Extracts from a graphics dataset
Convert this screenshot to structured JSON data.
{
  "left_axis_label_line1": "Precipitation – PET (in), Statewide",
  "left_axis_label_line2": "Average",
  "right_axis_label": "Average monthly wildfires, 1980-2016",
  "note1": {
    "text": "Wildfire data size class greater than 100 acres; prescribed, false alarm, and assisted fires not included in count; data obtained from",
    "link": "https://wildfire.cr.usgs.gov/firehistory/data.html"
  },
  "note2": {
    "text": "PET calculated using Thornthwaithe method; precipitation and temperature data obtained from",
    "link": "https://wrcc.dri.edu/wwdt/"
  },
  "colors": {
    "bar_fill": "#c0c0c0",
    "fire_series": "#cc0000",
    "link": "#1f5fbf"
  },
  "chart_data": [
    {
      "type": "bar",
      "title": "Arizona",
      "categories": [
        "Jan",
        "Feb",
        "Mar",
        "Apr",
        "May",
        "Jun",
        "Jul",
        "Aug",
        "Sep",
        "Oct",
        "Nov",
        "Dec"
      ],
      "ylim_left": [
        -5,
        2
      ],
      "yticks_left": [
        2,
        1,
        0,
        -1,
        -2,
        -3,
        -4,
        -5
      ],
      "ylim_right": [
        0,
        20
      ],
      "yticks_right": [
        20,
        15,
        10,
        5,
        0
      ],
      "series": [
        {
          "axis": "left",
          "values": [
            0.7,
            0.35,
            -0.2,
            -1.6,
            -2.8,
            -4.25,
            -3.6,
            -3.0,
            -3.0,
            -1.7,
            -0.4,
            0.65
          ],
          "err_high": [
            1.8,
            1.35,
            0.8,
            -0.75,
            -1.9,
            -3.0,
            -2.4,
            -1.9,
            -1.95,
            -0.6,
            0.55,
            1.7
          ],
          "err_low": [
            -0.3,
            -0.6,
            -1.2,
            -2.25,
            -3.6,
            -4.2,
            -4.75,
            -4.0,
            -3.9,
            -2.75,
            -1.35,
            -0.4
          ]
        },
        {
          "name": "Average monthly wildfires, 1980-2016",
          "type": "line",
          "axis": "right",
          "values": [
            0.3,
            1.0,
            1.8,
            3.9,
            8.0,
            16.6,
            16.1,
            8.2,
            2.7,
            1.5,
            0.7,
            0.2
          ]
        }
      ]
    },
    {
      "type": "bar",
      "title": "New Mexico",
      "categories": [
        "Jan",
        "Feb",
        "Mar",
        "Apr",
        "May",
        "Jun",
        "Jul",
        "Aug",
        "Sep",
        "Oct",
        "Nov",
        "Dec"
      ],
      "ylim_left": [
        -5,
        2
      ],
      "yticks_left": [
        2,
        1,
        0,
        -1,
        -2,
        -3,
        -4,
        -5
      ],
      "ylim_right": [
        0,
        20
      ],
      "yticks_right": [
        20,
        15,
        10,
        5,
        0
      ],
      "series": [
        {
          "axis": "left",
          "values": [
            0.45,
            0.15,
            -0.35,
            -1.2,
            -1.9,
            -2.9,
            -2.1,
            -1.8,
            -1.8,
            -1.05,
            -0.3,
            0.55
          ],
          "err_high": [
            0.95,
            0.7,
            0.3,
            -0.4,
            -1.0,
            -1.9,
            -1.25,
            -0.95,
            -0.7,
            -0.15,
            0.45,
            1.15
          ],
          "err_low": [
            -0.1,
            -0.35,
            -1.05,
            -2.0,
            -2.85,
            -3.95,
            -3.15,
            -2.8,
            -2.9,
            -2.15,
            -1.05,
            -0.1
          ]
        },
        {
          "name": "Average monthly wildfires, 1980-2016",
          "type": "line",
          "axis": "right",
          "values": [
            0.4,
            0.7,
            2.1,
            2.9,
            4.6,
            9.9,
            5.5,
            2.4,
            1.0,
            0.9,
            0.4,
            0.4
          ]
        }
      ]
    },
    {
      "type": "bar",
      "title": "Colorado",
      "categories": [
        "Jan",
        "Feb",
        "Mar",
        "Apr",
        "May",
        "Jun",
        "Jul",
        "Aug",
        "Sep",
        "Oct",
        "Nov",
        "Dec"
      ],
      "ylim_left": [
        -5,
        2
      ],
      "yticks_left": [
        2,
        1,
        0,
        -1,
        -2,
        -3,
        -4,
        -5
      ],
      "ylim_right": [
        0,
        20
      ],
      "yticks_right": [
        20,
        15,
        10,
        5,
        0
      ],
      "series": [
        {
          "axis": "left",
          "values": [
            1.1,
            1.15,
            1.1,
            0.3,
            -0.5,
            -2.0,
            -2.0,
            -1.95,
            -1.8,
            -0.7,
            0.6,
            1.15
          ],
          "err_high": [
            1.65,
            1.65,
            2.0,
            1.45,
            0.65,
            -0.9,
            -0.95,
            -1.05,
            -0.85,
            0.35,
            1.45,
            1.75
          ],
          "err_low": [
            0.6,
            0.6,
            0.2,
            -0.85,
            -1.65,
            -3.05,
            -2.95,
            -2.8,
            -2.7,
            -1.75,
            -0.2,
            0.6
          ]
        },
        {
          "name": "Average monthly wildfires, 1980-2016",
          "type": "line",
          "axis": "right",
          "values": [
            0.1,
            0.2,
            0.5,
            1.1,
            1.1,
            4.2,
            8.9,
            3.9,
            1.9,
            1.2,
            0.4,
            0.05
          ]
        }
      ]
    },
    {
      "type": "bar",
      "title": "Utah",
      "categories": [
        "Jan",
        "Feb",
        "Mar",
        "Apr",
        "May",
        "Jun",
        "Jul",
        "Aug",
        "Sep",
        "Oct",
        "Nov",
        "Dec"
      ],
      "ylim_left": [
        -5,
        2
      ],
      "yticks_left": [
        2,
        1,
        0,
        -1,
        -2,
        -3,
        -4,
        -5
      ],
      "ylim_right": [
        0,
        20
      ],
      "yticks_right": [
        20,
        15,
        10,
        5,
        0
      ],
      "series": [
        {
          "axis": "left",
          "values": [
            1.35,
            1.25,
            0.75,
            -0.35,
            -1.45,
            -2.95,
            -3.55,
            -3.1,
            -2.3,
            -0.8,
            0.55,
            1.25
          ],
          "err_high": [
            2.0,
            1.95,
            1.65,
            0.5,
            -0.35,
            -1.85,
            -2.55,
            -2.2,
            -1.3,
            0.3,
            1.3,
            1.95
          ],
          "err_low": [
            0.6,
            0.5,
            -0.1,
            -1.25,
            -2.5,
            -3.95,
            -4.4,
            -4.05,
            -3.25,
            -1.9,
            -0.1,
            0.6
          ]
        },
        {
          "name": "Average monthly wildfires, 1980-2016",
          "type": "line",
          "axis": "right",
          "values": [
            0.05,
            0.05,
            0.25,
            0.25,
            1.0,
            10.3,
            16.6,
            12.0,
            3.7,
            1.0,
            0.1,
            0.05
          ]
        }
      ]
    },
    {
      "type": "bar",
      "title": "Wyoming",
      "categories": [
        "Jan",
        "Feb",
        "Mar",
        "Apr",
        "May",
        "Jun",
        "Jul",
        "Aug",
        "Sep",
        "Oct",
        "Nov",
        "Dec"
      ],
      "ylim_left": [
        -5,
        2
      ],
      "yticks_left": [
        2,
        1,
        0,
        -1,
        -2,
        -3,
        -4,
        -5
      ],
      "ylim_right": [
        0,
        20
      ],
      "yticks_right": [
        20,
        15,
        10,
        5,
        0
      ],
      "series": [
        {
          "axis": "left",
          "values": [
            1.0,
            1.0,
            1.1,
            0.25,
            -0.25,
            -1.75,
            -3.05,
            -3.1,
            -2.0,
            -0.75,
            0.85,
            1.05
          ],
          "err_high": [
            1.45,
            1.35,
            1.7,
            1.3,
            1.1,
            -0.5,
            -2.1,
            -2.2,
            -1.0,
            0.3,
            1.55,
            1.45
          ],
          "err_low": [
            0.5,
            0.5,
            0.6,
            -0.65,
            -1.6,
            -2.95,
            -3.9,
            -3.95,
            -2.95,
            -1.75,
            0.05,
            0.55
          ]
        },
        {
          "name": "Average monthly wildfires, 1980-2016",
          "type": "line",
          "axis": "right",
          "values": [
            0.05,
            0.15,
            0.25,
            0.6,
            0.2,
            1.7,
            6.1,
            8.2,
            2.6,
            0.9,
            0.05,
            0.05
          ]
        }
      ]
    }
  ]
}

Required work
Work out the number of lines above that include the string "title" and write only that number.

Solution to the problem
5